-- DIRECTIONS FOR THIS TASK --
Reproduce the items starting with the line that contains "tumblr-icon[interactable] <box>308 524" and going on through the line that contains "bio-paragraph-1: I'm a".

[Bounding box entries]
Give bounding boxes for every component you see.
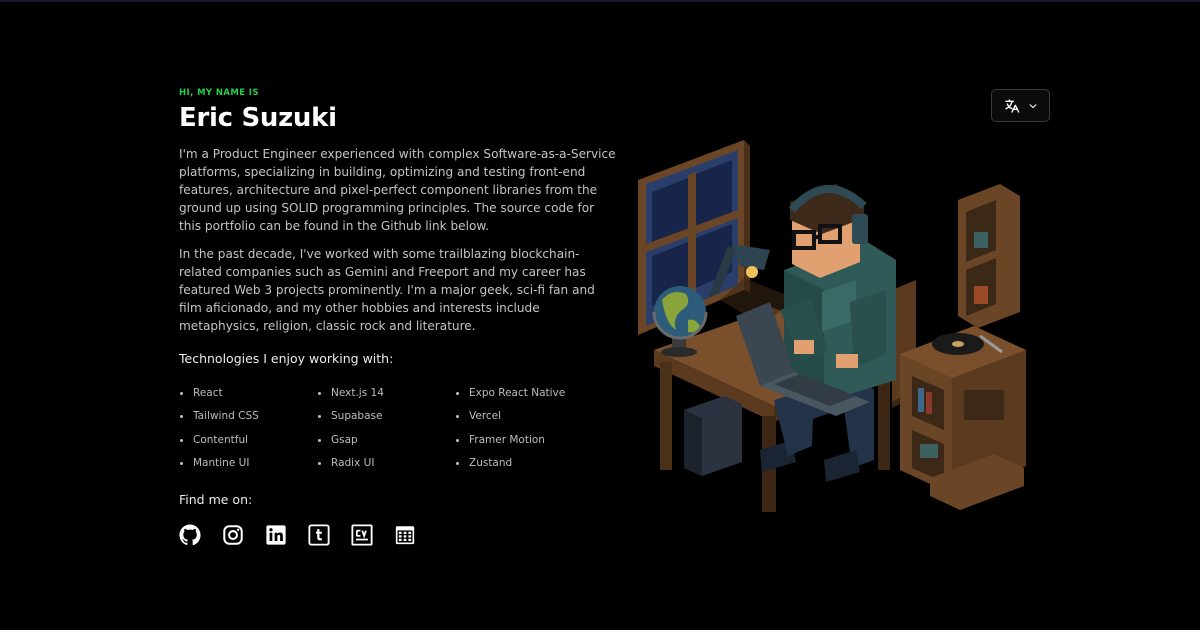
tumblr-icon[interactable] <box>308 524 330 546</box>
find-me-title: Find me on: <box>179 492 253 507</box>
chevron-down-icon <box>1028 101 1038 111</box>
tech-item: Gsap <box>317 431 455 449</box>
cv-icon[interactable] <box>351 524 373 546</box>
tech-item: Contentful <box>179 431 317 449</box>
calendar-icon[interactable] <box>394 524 416 546</box>
tech-item: React <box>179 384 317 402</box>
top-border <box>0 0 1200 2</box>
tech-item: Radix UI <box>317 454 455 472</box>
tech-item: Vercel <box>455 407 593 425</box>
tech-item: Next.js 14 <box>317 384 455 402</box>
hero-eyebrow: HI, MY NAME IS <box>179 88 259 98</box>
github-icon[interactable] <box>179 524 201 546</box>
translate-icon <box>1004 98 1020 114</box>
hero-section: HI, MY NAME IS Eric Suzuki I'm a Product… <box>179 88 619 546</box>
tech-item: Zustand <box>455 454 593 472</box>
language-selector-button[interactable] <box>991 89 1050 122</box>
tech-item: Framer Motion <box>455 431 593 449</box>
technologies-list: React Next.js 14 Expo React Native Tailw… <box>179 384 599 472</box>
hero-name: Eric Suzuki <box>179 103 337 133</box>
voxel-developer-illustration <box>624 140 1034 512</box>
bio-paragraph-1: I'm a Product Engineer experienced with … <box>179 147 616 233</box>
bio-paragraph-2: In the past decade, I've worked with som… <box>179 247 595 333</box>
instagram-icon[interactable] <box>222 524 244 546</box>
tech-item: Expo React Native <box>455 384 593 402</box>
tech-item: Mantine UI <box>179 454 317 472</box>
technologies-title: Technologies I enjoy working with: <box>179 351 394 366</box>
linkedin-icon[interactable] <box>265 524 287 546</box>
tech-item: Supabase <box>317 407 455 425</box>
social-links <box>179 524 416 546</box>
tech-item: Tailwind CSS <box>179 407 317 425</box>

-- RESULT FOR THIS TASK --
tumblr-icon[interactable] <box>308 524 330 546</box>
find-me-title: Find me on: <box>179 492 253 507</box>
chevron-down-icon <box>1028 101 1038 111</box>
tech-item: Gsap <box>317 431 455 449</box>
cv-icon[interactable] <box>351 524 373 546</box>
tech-item: Contentful <box>179 431 317 449</box>
calendar-icon[interactable] <box>394 524 416 546</box>
tech-item: React <box>179 384 317 402</box>
top-border <box>0 0 1200 2</box>
tech-item: Radix UI <box>317 454 455 472</box>
tech-item: Vercel <box>455 407 593 425</box>
tech-item: Next.js 14 <box>317 384 455 402</box>
hero-eyebrow: HI, MY NAME IS <box>179 88 259 98</box>
github-icon[interactable] <box>179 524 201 546</box>
translate-icon <box>1004 98 1020 114</box>
hero-section: HI, MY NAME IS Eric Suzuki I'm a Product… <box>179 88 619 546</box>
tech-item: Zustand <box>455 454 593 472</box>
language-selector-button[interactable] <box>991 89 1050 122</box>
tech-item: Framer Motion <box>455 431 593 449</box>
technologies-list: React Next.js 14 Expo React Native Tailw… <box>179 384 599 472</box>
hero-name: Eric Suzuki <box>179 103 337 133</box>
voxel-developer-illustration <box>624 140 1034 512</box>
bio-paragraph-1: I'm a Product Engineer experienced with … <box>179 147 616 233</box>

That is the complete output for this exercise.